:: EXERCISE GOAL ::
Identify the lines that include the word "Week", then copy all of them.

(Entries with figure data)
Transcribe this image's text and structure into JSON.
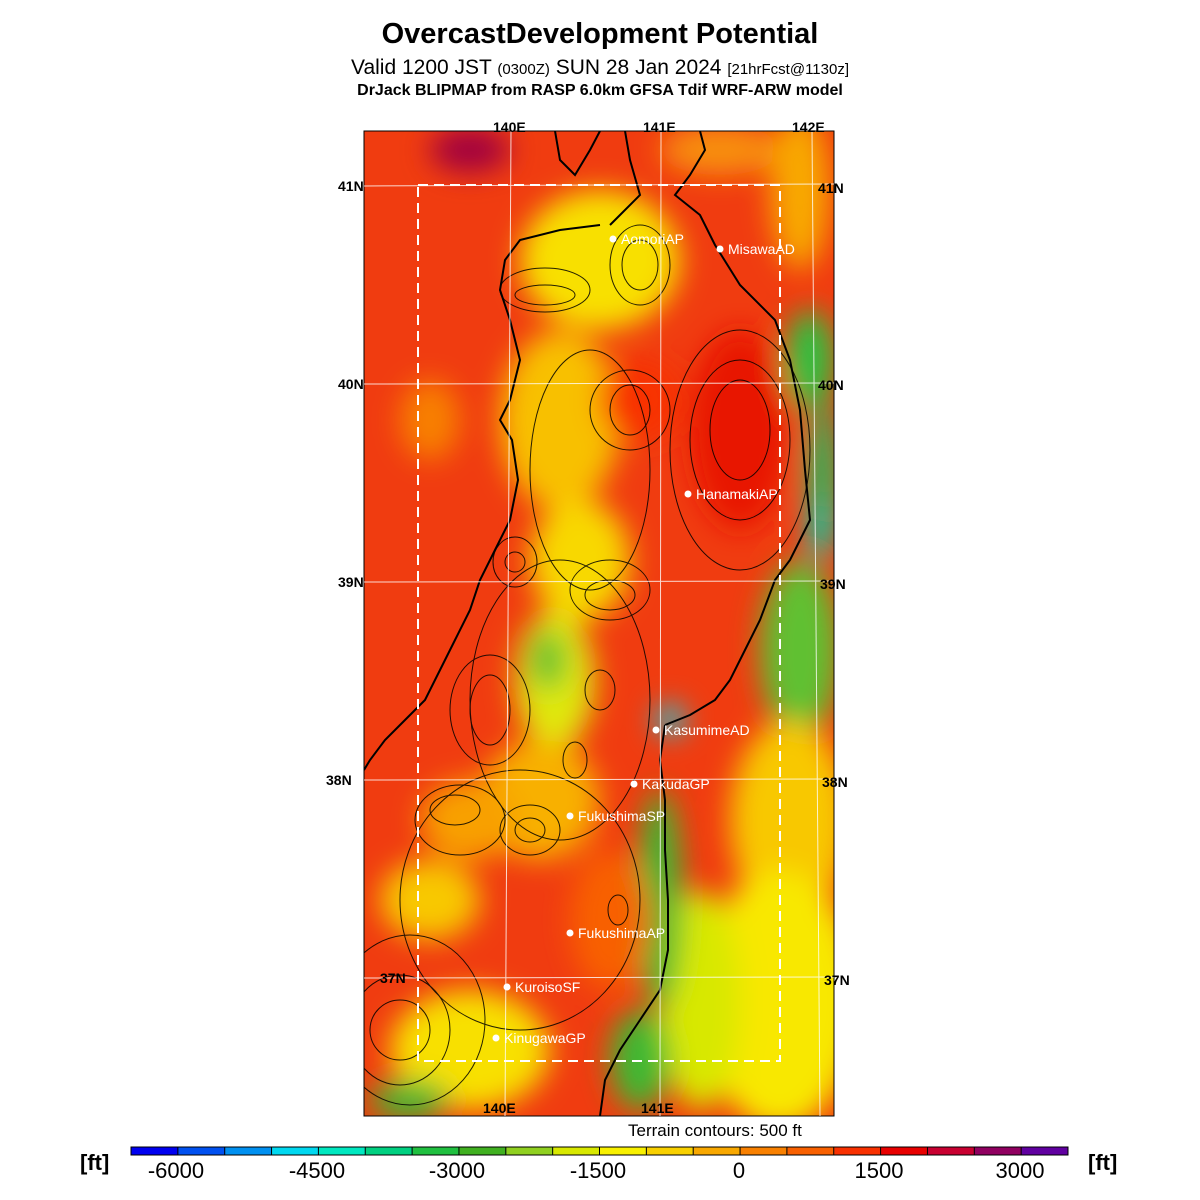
{
  "title": "OvercastDevelopment Potential",
  "subtitle": {
    "valid": "Valid 1200 JST",
    "utc": "(0300Z)",
    "date": "SUN 28 Jan 2024",
    "fcst": "[21hrFcst@1130z]"
  },
  "model_line": "DrJack BLIPMAP from RASP 6.0km GFSA Tdif WRF-ARW model",
  "map": {
    "lon_labels": [
      "140E",
      "141E",
      "142E"
    ],
    "lat_labels": [
      "41N",
      "40N",
      "39N",
      "38N",
      "37N"
    ],
    "stations": [
      {
        "name": "AomoriAP"
      },
      {
        "name": "MisawaAD"
      },
      {
        "name": "HanamakiAP"
      },
      {
        "name": "KasumimeAD"
      },
      {
        "name": "KakudaGP"
      },
      {
        "name": "FukushimaSP"
      },
      {
        "name": "FukushimaAP"
      },
      {
        "name": "KuroisoSF"
      },
      {
        "name": "KinugawaGP"
      }
    ],
    "terrain_note": "Terrain contours: 500 ft"
  },
  "colorbar": {
    "unit_left": "[ft]",
    "unit_right": "[ft]",
    "tick_labels": [
      "-6000",
      "-4500",
      "-3000",
      "-1500",
      "0",
      "1500",
      "3000"
    ],
    "colors": [
      "#0000f0",
      "#0050f0",
      "#0090f0",
      "#00d8f0",
      "#00e8c0",
      "#00d080",
      "#20c040",
      "#40b020",
      "#90d020",
      "#d8e800",
      "#f8f000",
      "#f8d000",
      "#f8a800",
      "#f88000",
      "#f86000",
      "#f83000",
      "#e80000",
      "#c80030",
      "#900060",
      "#6000a0"
    ]
  }
}
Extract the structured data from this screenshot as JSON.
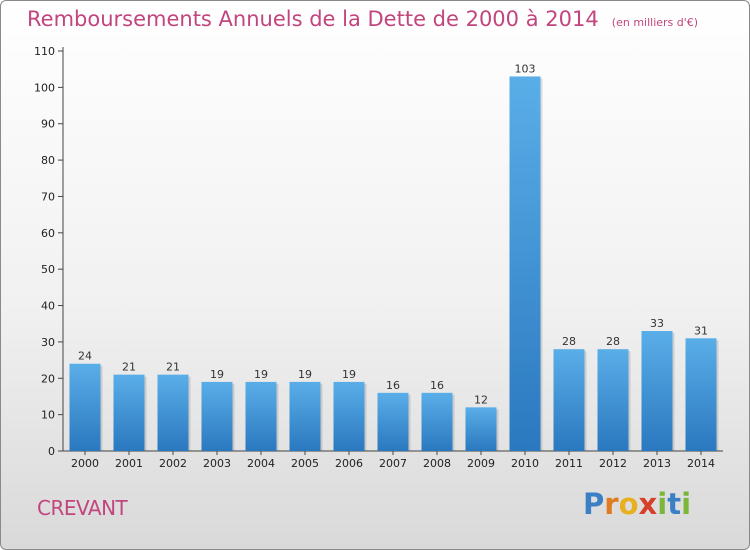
{
  "chart_data": {
    "type": "bar",
    "title": "Remboursements Annuels de la Dette de 2000 à 2014",
    "subtitle": "(en milliers d'€)",
    "categories": [
      "2000",
      "2001",
      "2002",
      "2003",
      "2004",
      "2005",
      "2006",
      "2007",
      "2008",
      "2009",
      "2010",
      "2011",
      "2012",
      "2013",
      "2014"
    ],
    "values": [
      24,
      21,
      21,
      19,
      19,
      19,
      19,
      16,
      16,
      12,
      103,
      28,
      28,
      33,
      31
    ],
    "ylim": [
      0,
      110
    ],
    "yticks": [
      0,
      10,
      20,
      30,
      40,
      50,
      60,
      70,
      80,
      90,
      100,
      110
    ],
    "xlabel": "",
    "ylabel": "",
    "grid": false,
    "bar_color": "#3d95d8",
    "data_labels": true
  },
  "commune": "CREVANT",
  "brand": {
    "letters": [
      "P",
      "r",
      "o",
      "x",
      "i",
      "t",
      "i"
    ],
    "colors": [
      "#3b7fc4",
      "#e07b1f",
      "#e8b020",
      "#d63f2a",
      "#7bb53a",
      "#3b7fc4",
      "#7bb53a"
    ]
  },
  "colors": {
    "title": "#c2457e",
    "axis": "#444444"
  }
}
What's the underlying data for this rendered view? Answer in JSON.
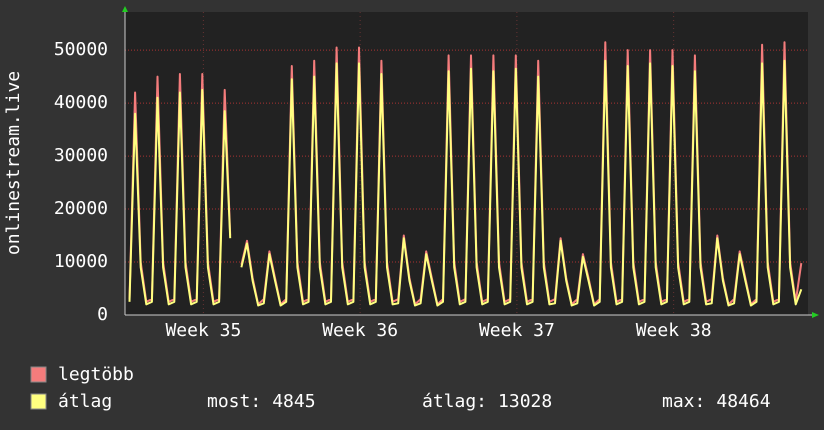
{
  "chart_data": {
    "type": "line",
    "y_label": "onlinestream.live",
    "xlim": [
      0,
      30.5
    ],
    "xticks": [
      {
        "value": 3.5,
        "label": "Week 35"
      },
      {
        "value": 10.5,
        "label": "Week 36"
      },
      {
        "value": 17.5,
        "label": "Week 37"
      },
      {
        "value": 24.5,
        "label": "Week 38"
      }
    ],
    "ylim": [
      0,
      57200
    ],
    "yticks": [
      0,
      10000,
      20000,
      30000,
      40000,
      50000
    ],
    "grid": true,
    "x": [
      0.2,
      0.45,
      0.7,
      0.95,
      1.2,
      1.45,
      1.7,
      1.95,
      2.2,
      2.45,
      2.7,
      2.95,
      3.2,
      3.45,
      3.7,
      3.95,
      4.2,
      4.45,
      4.7,
      4.95,
      5.2,
      5.45,
      5.7,
      5.95,
      6.2,
      6.45,
      6.7,
      6.95,
      7.2,
      7.45,
      7.7,
      7.95,
      8.2,
      8.45,
      8.7,
      8.95,
      9.2,
      9.45,
      9.7,
      9.95,
      10.2,
      10.45,
      10.7,
      10.95,
      11.2,
      11.45,
      11.7,
      11.95,
      12.2,
      12.45,
      12.7,
      12.95,
      13.2,
      13.45,
      13.7,
      13.95,
      14.2,
      14.45,
      14.7,
      14.95,
      15.2,
      15.45,
      15.7,
      15.95,
      16.2,
      16.45,
      16.7,
      16.95,
      17.2,
      17.45,
      17.7,
      17.95,
      18.2,
      18.45,
      18.7,
      18.95,
      19.2,
      19.45,
      19.7,
      19.95,
      20.2,
      20.45,
      20.7,
      20.95,
      21.2,
      21.45,
      21.7,
      21.95,
      22.2,
      22.45,
      22.7,
      22.95,
      23.2,
      23.45,
      23.7,
      23.95,
      24.2,
      24.45,
      24.7,
      24.95,
      25.2,
      25.45,
      25.7,
      25.95,
      26.2,
      26.45,
      26.7,
      26.95,
      27.2,
      27.45,
      27.7,
      27.95,
      28.2,
      28.45,
      28.7,
      28.95,
      29.2,
      29.45,
      29.7,
      29.95,
      30.2
    ],
    "series": [
      {
        "name": "legtöbb",
        "color": "#f47c7c",
        "values": [
          3000,
          42000,
          10000,
          2500,
          3000,
          45000,
          10000,
          2500,
          3000,
          45500,
          10000,
          2500,
          3000,
          45500,
          10000,
          2500,
          3000,
          42500,
          15000,
          null,
          9500,
          14000,
          7000,
          2000,
          3000,
          12000,
          7000,
          2000,
          3000,
          47000,
          10000,
          2500,
          3000,
          48000,
          10000,
          2500,
          3000,
          50500,
          10000,
          2500,
          3000,
          50500,
          10000,
          2500,
          3000,
          48000,
          10000,
          2500,
          3000,
          15000,
          7000,
          2000,
          3000,
          12000,
          7000,
          2000,
          3000,
          49000,
          10000,
          2500,
          3000,
          49000,
          10000,
          2500,
          3000,
          49000,
          10000,
          2500,
          3000,
          49000,
          10000,
          2500,
          3000,
          48000,
          10000,
          2500,
          3000,
          14500,
          7000,
          2000,
          3000,
          11500,
          7000,
          2000,
          3000,
          51500,
          10000,
          2500,
          3000,
          50000,
          10000,
          2500,
          3000,
          50000,
          10000,
          2500,
          3000,
          50000,
          10000,
          2500,
          3000,
          49000,
          10000,
          2500,
          3000,
          15000,
          7000,
          2000,
          3000,
          12000,
          7000,
          2000,
          3000,
          51000,
          10000,
          2500,
          3000,
          51500,
          10000,
          2500,
          9800
        ]
      },
      {
        "name": "átlag",
        "color": "#ffff80",
        "values": [
          2500,
          38000,
          9000,
          2000,
          2500,
          41000,
          9000,
          2000,
          2500,
          42000,
          9000,
          2000,
          2500,
          42500,
          9000,
          2000,
          2500,
          38500,
          14500,
          null,
          9000,
          13500,
          6500,
          1800,
          2200,
          11500,
          6500,
          1800,
          2500,
          44500,
          9000,
          2000,
          2500,
          45000,
          9000,
          2000,
          2500,
          47500,
          9000,
          2000,
          2500,
          47500,
          9000,
          2000,
          2500,
          45500,
          9000,
          2000,
          2200,
          14500,
          6500,
          1800,
          2200,
          11500,
          6500,
          1800,
          2500,
          46000,
          9000,
          2000,
          2500,
          46500,
          9000,
          2000,
          2500,
          46000,
          9000,
          2000,
          2500,
          46500,
          9000,
          2000,
          2500,
          45000,
          9000,
          2000,
          2200,
          14000,
          6500,
          1800,
          2200,
          11000,
          6500,
          1800,
          2500,
          48000,
          9000,
          2000,
          2500,
          47000,
          9000,
          2000,
          2500,
          47500,
          9000,
          2000,
          2500,
          47000,
          9000,
          2000,
          2500,
          46000,
          9000,
          2000,
          2200,
          14500,
          6500,
          1800,
          2200,
          11500,
          6500,
          1800,
          2500,
          47500,
          9000,
          2000,
          2500,
          48000,
          9000,
          2000,
          4845
        ]
      }
    ],
    "stats": [
      {
        "label": "most:",
        "value": 4845
      },
      {
        "label": "átlag:",
        "value": 13028
      },
      {
        "label": "max:",
        "value": 48464
      }
    ]
  }
}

:: CORRECT RESPONSE ::
        "label": "Week 35"
        "label": "Week 36"
        "label": "Week 37"
        "label": "Week 38"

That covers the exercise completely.